(Data records)
▽
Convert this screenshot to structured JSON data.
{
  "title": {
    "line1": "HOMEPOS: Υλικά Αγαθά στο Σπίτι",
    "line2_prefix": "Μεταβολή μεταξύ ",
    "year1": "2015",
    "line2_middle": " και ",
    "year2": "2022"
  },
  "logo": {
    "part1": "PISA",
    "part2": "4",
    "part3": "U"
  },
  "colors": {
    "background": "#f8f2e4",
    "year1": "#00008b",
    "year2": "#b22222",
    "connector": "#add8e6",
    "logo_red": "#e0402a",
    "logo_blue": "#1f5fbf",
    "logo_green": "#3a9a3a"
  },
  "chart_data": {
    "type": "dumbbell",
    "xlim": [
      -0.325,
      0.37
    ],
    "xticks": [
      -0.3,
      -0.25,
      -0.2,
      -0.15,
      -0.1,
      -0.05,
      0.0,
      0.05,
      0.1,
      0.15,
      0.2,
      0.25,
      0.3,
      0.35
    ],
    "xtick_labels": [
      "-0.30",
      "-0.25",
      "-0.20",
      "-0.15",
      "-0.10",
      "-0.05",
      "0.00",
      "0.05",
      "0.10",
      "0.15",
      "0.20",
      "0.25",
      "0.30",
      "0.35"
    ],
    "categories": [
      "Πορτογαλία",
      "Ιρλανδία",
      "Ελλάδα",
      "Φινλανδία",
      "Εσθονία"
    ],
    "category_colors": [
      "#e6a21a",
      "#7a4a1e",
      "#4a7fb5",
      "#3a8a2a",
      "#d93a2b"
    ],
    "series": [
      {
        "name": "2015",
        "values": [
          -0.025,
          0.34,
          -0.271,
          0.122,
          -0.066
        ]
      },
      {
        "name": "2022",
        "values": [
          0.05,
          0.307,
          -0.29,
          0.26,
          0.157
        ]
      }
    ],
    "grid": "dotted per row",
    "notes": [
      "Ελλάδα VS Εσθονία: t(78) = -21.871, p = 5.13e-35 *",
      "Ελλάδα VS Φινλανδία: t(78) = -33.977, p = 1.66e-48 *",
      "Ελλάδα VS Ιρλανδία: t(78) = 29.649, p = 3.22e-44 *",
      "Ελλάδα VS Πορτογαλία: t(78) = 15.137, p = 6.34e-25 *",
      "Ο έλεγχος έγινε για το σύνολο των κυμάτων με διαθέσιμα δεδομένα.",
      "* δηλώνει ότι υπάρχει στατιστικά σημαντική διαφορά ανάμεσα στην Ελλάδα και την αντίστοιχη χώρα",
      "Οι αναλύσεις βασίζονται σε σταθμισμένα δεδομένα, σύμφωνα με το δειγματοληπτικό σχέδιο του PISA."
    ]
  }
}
△
WRITTEN TASK> Scan the material above. Copy each line where "Εσθονία" occurs.

PROBLEM SOLUTION>
      "Εσθονία"
      "Ελλάδα VS Εσθονία: t(78) = -21.871, p = 5.13e-35 *",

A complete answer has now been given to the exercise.